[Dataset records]
┄┄┄┄┄┄┄┄┄┄┄┄┄┄┄┄┄┄┄┄

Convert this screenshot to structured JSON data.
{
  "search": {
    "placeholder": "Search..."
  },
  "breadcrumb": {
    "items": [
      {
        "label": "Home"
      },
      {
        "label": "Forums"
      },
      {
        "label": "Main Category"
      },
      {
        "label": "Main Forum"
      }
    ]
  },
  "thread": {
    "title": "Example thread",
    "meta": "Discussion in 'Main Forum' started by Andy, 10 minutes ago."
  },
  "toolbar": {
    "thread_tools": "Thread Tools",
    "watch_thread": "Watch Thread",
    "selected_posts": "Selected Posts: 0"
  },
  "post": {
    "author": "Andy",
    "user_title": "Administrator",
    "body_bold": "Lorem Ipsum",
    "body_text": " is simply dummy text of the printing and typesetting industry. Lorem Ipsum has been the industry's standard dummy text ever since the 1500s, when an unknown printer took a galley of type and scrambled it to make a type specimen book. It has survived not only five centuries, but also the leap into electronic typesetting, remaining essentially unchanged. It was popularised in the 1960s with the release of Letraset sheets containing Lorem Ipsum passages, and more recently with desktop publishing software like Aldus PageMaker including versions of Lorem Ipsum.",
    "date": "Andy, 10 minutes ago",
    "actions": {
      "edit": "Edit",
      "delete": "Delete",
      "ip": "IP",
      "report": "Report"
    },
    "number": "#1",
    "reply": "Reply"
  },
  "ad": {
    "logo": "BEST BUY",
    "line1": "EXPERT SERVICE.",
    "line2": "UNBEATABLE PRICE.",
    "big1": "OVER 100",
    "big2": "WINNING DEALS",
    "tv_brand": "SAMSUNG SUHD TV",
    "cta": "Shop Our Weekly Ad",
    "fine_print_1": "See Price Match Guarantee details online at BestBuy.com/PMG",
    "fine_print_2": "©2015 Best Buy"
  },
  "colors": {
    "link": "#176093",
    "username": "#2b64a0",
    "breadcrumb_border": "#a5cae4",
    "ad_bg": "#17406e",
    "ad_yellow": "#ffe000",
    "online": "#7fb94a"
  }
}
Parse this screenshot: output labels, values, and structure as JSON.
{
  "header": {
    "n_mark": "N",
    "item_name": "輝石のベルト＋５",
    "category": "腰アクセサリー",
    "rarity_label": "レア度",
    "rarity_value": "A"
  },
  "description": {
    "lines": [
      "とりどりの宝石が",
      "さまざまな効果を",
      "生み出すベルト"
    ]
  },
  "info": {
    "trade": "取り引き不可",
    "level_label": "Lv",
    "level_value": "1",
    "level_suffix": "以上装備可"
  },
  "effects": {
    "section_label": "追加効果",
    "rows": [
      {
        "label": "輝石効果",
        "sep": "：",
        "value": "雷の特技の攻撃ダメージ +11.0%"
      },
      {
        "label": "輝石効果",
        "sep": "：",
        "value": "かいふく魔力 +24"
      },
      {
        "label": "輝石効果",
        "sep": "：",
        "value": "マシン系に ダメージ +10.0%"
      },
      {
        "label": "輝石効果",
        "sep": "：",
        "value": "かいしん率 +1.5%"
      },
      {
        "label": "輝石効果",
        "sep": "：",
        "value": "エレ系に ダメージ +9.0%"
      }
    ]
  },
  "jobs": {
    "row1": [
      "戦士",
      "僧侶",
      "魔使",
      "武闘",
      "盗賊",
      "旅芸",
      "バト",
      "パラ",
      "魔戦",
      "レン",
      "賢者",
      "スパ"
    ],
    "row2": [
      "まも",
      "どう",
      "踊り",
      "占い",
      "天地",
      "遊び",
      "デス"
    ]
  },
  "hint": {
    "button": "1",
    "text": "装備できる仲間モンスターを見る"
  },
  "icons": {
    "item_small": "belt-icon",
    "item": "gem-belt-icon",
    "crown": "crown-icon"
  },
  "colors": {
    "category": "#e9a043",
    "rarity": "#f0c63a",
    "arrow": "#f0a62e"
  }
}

┄┄┄┄┄┄┄┄┄┄┄┄┄┄┄┄┄┄┄┄

DIRECTIONS => Using the entries above, find all lines with "this". Copy them.

RESPONSE TO THE TASK =>
Convert this screenshot to structured JSON data.
Parse this screenshot: output labels, values, and structure as JSON.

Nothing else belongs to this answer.